BEGIN Data shown

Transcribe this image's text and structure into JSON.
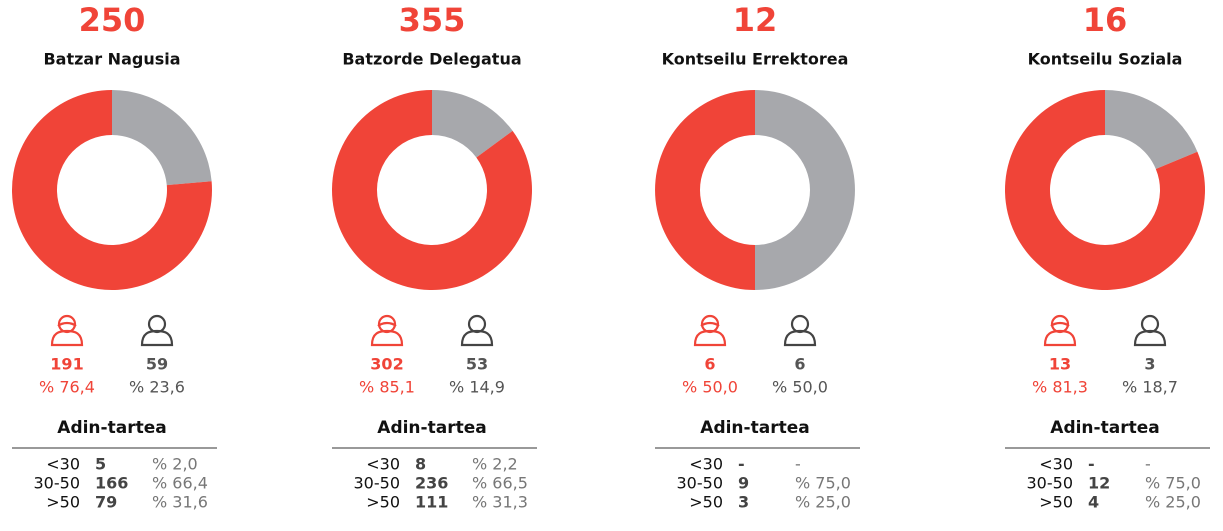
{
  "chart_data": [
    {
      "type": "donut",
      "total": 250,
      "title": "Batzar Nagusia",
      "values": [
        191,
        59
      ],
      "percent_labels": [
        "% 76,4",
        "% 23,6"
      ],
      "colors": [
        "#f04438",
        "#a7a8ac"
      ],
      "age": {
        "title": "Adin-tartea",
        "rows": [
          [
            "<30",
            "5",
            "% 2,0"
          ],
          [
            "30-50",
            "166",
            "% 66,4"
          ],
          [
            ">50",
            "79",
            "% 31,6"
          ]
        ]
      }
    },
    {
      "type": "donut",
      "total": 355,
      "title": "Batzorde Delegatua",
      "values": [
        302,
        53
      ],
      "percent_labels": [
        "% 85,1",
        "% 14,9"
      ],
      "colors": [
        "#f04438",
        "#a7a8ac"
      ],
      "age": {
        "title": "Adin-tartea",
        "rows": [
          [
            "<30",
            "8",
            "% 2,2"
          ],
          [
            "30-50",
            "236",
            "% 66,5"
          ],
          [
            ">50",
            "111",
            "% 31,3"
          ]
        ]
      }
    },
    {
      "type": "donut",
      "total": 12,
      "title": "Kontseilu Errektorea",
      "values": [
        6,
        6
      ],
      "percent_labels": [
        "% 50,0",
        "% 50,0"
      ],
      "colors": [
        "#f04438",
        "#a7a8ac"
      ],
      "age": {
        "title": "Adin-tartea",
        "rows": [
          [
            "<30",
            "-",
            "-"
          ],
          [
            "30-50",
            "9",
            "% 75,0"
          ],
          [
            ">50",
            "3",
            "% 25,0"
          ]
        ]
      }
    },
    {
      "type": "donut",
      "total": 16,
      "title": "Kontseilu Soziala",
      "values": [
        13,
        3
      ],
      "percent_labels": [
        "% 81,3",
        "% 18,7"
      ],
      "colors": [
        "#f04438",
        "#a7a8ac"
      ],
      "age": {
        "title": "Adin-tartea",
        "rows": [
          [
            "<30",
            "-",
            "-"
          ],
          [
            "30-50",
            "12",
            "% 75,0"
          ],
          [
            ">50",
            "4",
            "% 25,0"
          ]
        ]
      }
    }
  ]
}
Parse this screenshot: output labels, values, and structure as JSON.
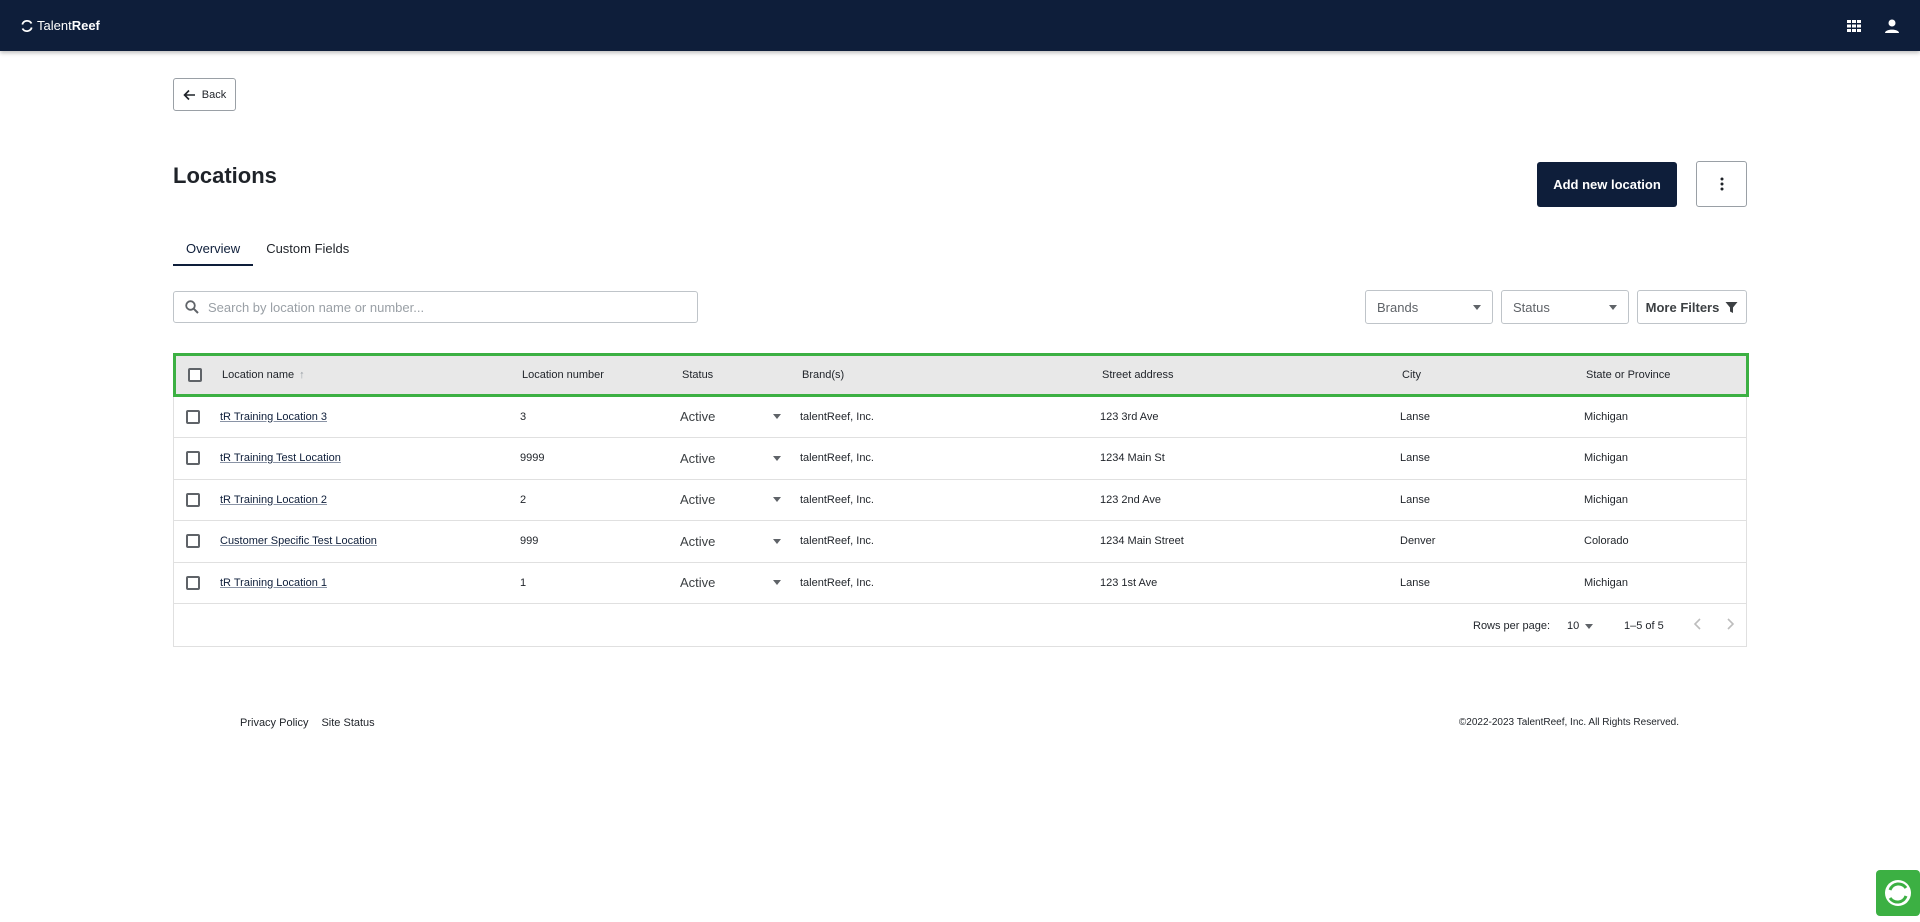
{
  "header": {
    "logo_text_light": "Talent",
    "logo_text_bold": "Reef",
    "apps_icon": "apps-grid-icon",
    "user_icon": "account-icon"
  },
  "back_label": "Back",
  "page_title": "Locations",
  "add_button_label": "Add new location",
  "tabs": [
    {
      "label": "Overview",
      "active": true
    },
    {
      "label": "Custom Fields",
      "active": false
    }
  ],
  "search": {
    "placeholder": "Search by location name or number...",
    "value": ""
  },
  "filters": {
    "brands_label": "Brands",
    "status_label": "Status",
    "more_label": "More Filters"
  },
  "table": {
    "columns": [
      "Location name",
      "Location number",
      "Status",
      "Brand(s)",
      "Street address",
      "City",
      "State or Province"
    ],
    "rows": [
      {
        "name": "tR Training Location 3",
        "number": "3",
        "status": "Active",
        "brand": "talentReef, Inc.",
        "street": "123 3rd Ave",
        "city": "Lanse",
        "state": "Michigan"
      },
      {
        "name": "tR Training Test Location",
        "number": "9999",
        "status": "Active",
        "brand": "talentReef, Inc.",
        "street": "1234 Main St",
        "city": "Lanse",
        "state": "Michigan"
      },
      {
        "name": "tR Training Location 2",
        "number": "2",
        "status": "Active",
        "brand": "talentReef, Inc.",
        "street": "123 2nd Ave",
        "city": "Lanse",
        "state": "Michigan"
      },
      {
        "name": "Customer Specific Test Location",
        "number": "999",
        "status": "Active",
        "brand": "talentReef, Inc.",
        "street": "1234 Main Street",
        "city": "Denver",
        "state": "Colorado"
      },
      {
        "name": "tR Training Location 1",
        "number": "1",
        "status": "Active",
        "brand": "talentReef, Inc.",
        "street": "123 1st Ave",
        "city": "Lanse",
        "state": "Michigan"
      }
    ]
  },
  "pagination": {
    "rows_per_page_label": "Rows per page:",
    "rows_per_page_value": "10",
    "range": "1–5 of 5"
  },
  "footer": {
    "privacy": "Privacy Policy",
    "site_status": "Site Status",
    "copyright": "©2022-2023 TalentReef, Inc. All Rights Reserved."
  },
  "colors": {
    "nav_bg": "#0e1e3a",
    "primary_button": "#0e1e3a",
    "highlight": "#3cb043",
    "header_row_bg": "#e8e8e8"
  }
}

END Data shown

### Exercise prompt:
Set each line of the records down exactly, leaving every picture out.

### Written reply:
Transcribe this image's text and structure into JSON.
{
  "chart_data": [
    {
      "type": "donut",
      "total": 250,
      "title": "Batzar Nagusia",
      "values": [
        191,
        59
      ],
      "percent_labels": [
        "% 76,4",
        "% 23,6"
      ],
      "colors": [
        "#f04438",
        "#a7a8ac"
      ],
      "age": {
        "title": "Adin-tartea",
        "rows": [
          [
            "<30",
            "5",
            "% 2,0"
          ],
          [
            "30-50",
            "166",
            "% 66,4"
          ],
          [
            ">50",
            "79",
            "% 31,6"
          ]
        ]
      }
    },
    {
      "type": "donut",
      "total": 355,
      "title": "Batzorde Delegatua",
      "values": [
        302,
        53
      ],
      "percent_labels": [
        "% 85,1",
        "% 14,9"
      ],
      "colors": [
        "#f04438",
        "#a7a8ac"
      ],
      "age": {
        "title": "Adin-tartea",
        "rows": [
          [
            "<30",
            "8",
            "% 2,2"
          ],
          [
            "30-50",
            "236",
            "% 66,5"
          ],
          [
            ">50",
            "111",
            "% 31,3"
          ]
        ]
      }
    },
    {
      "type": "donut",
      "total": 12,
      "title": "Kontseilu Errektorea",
      "values": [
        6,
        6
      ],
      "percent_labels": [
        "% 50,0",
        "% 50,0"
      ],
      "colors": [
        "#f04438",
        "#a7a8ac"
      ],
      "age": {
        "title": "Adin-tartea",
        "rows": [
          [
            "<30",
            "-",
            "-"
          ],
          [
            "30-50",
            "9",
            "% 75,0"
          ],
          [
            ">50",
            "3",
            "% 25,0"
          ]
        ]
      }
    },
    {
      "type": "donut",
      "total": 16,
      "title": "Kontseilu Soziala",
      "values": [
        13,
        3
      ],
      "percent_labels": [
        "% 81,3",
        "% 18,7"
      ],
      "colors": [
        "#f04438",
        "#a7a8ac"
      ],
      "age": {
        "title": "Adin-tartea",
        "rows": [
          [
            "<30",
            "-",
            "-"
          ],
          [
            "30-50",
            "12",
            "% 75,0"
          ],
          [
            ">50",
            "4",
            "% 25,0"
          ]
        ]
      }
    }
  ]
}
Parse this screenshot: output labels, values, and structure as JSON.
{
  "header": {
    "logo_text_light": "Talent",
    "logo_text_bold": "Reef",
    "apps_icon": "apps-grid-icon",
    "user_icon": "account-icon"
  },
  "back_label": "Back",
  "page_title": "Locations",
  "add_button_label": "Add new location",
  "tabs": [
    {
      "label": "Overview",
      "active": true
    },
    {
      "label": "Custom Fields",
      "active": false
    }
  ],
  "search": {
    "placeholder": "Search by location name or number...",
    "value": ""
  },
  "filters": {
    "brands_label": "Brands",
    "status_label": "Status",
    "more_label": "More Filters"
  },
  "table": {
    "columns": [
      "Location name",
      "Location number",
      "Status",
      "Brand(s)",
      "Street address",
      "City",
      "State or Province"
    ],
    "rows": [
      {
        "name": "tR Training Location 3",
        "number": "3",
        "status": "Active",
        "brand": "talentReef, Inc.",
        "street": "123 3rd Ave",
        "city": "Lanse",
        "state": "Michigan"
      },
      {
        "name": "tR Training Test Location",
        "number": "9999",
        "status": "Active",
        "brand": "talentReef, Inc.",
        "street": "1234 Main St",
        "city": "Lanse",
        "state": "Michigan"
      },
      {
        "name": "tR Training Location 2",
        "number": "2",
        "status": "Active",
        "brand": "talentReef, Inc.",
        "street": "123 2nd Ave",
        "city": "Lanse",
        "state": "Michigan"
      },
      {
        "name": "Customer Specific Test Location",
        "number": "999",
        "status": "Active",
        "brand": "talentReef, Inc.",
        "street": "1234 Main Street",
        "city": "Denver",
        "state": "Colorado"
      },
      {
        "name": "tR Training Location 1",
        "number": "1",
        "status": "Active",
        "brand": "talentReef, Inc.",
        "street": "123 1st Ave",
        "city": "Lanse",
        "state": "Michigan"
      }
    ]
  },
  "pagination": {
    "rows_per_page_label": "Rows per page:",
    "rows_per_page_value": "10",
    "range": "1–5 of 5"
  },
  "footer": {
    "privacy": "Privacy Policy",
    "site_status": "Site Status",
    "copyright": "©2022-2023 TalentReef, Inc. All Rights Reserved."
  },
  "colors": {
    "nav_bg": "#0e1e3a",
    "primary_button": "#0e1e3a",
    "highlight": "#3cb043",
    "header_row_bg": "#e8e8e8"
  }
}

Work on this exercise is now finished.